[START Supplied entries]
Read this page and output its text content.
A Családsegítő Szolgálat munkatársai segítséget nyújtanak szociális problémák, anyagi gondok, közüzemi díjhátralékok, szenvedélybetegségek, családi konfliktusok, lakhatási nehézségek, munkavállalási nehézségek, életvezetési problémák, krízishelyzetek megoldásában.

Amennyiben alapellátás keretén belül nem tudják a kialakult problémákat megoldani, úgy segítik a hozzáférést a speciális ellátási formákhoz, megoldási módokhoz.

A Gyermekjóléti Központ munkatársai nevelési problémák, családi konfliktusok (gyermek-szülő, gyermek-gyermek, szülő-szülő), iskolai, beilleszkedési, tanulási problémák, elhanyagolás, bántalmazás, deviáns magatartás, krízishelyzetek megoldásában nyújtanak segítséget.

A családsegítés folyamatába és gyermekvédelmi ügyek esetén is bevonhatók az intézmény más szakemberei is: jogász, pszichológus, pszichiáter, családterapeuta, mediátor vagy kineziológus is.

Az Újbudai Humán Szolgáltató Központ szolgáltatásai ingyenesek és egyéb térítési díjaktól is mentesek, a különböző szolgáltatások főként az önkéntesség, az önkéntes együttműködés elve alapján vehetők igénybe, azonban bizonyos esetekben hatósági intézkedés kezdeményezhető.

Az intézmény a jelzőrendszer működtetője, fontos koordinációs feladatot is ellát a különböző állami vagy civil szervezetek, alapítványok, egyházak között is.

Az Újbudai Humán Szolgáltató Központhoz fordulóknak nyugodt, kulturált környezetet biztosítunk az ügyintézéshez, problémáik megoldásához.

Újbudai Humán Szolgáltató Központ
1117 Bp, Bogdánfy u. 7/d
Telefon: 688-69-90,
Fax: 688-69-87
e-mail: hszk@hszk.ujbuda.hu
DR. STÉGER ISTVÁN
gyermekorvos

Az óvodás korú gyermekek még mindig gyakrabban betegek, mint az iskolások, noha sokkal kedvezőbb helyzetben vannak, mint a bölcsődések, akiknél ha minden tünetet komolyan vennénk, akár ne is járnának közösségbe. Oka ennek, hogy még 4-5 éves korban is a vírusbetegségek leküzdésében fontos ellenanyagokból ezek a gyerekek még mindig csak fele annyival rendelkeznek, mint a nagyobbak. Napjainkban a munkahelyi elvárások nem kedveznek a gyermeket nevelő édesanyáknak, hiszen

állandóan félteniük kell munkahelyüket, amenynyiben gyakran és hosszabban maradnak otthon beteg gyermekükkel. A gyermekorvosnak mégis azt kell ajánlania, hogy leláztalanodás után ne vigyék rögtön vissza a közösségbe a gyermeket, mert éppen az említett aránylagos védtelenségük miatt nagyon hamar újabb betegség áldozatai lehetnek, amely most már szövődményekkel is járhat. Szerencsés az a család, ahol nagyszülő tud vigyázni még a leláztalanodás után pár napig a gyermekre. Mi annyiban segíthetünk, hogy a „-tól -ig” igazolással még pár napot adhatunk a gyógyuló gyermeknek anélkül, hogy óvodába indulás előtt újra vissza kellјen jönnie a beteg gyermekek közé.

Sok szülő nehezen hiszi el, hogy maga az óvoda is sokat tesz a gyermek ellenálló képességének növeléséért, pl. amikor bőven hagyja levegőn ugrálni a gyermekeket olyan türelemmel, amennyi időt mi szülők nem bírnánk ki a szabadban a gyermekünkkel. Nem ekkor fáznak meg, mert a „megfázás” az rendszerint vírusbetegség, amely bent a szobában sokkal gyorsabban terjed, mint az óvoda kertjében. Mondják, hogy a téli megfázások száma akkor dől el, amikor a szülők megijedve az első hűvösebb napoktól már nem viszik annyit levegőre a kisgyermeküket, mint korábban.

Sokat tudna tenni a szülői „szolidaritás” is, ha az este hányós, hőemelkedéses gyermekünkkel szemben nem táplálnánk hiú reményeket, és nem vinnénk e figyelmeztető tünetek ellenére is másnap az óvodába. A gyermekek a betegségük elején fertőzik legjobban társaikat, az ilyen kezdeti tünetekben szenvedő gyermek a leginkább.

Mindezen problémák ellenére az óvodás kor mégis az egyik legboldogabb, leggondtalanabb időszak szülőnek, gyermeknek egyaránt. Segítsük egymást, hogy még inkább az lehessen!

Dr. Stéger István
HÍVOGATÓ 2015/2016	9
[END Supplied entries]
* **What is needed**
Scan the material above. Copy each line that holds the word "közösségbe".

* **Exercise output**
Az óvodás korú gyermekek még mindig gyakrabban betegek, mint az iskolások, noha sokkal kedvezőbb helyzetben vannak, mint a bölcsődések, akiknél ha minden tünetet komolyan vennénk, akár ne is járnának közösségbe. Oka ennek, hogy még 4-5 éves korban is a vírusbetegségek leküzdésében fontos ellenanyagokból ezek a gyerekek még mindig csak fele annyival rendelkeznek, mint a nagyobbak. Napjainkban a munkahelyi elvárások nem kedveznek a gyermeket nevelő édesanyáknak, hiszen
állandóan félteniük kell munkahelyüket, amenynyiben gyakran és hosszabban maradnak otthon beteg gyermekükkel. A gyermekorvosnak mégis azt kell ajánlania, hogy leláztalanodás után ne vigyék rögtön vissza a közösségbe a gyermeket, mert éppen az említett aránylagos védtelenségük miatt nagyon hamar újabb betegség áldozatai lehetnek, amely most már szövődményekkel is járhat. Szerencsés az a család, ahol nagyszülő tud vigyázni még a leláztalanodás után pár napig a gyermekre. Mi annyiban segíthetünk, hogy a „-tól -ig” igazolással még pár napot adhatunk a gyógyuló gyermeknek anélkül, hogy óvodába indulás előtt újra vissza kellјen jönnie a beteg gyermekek közé.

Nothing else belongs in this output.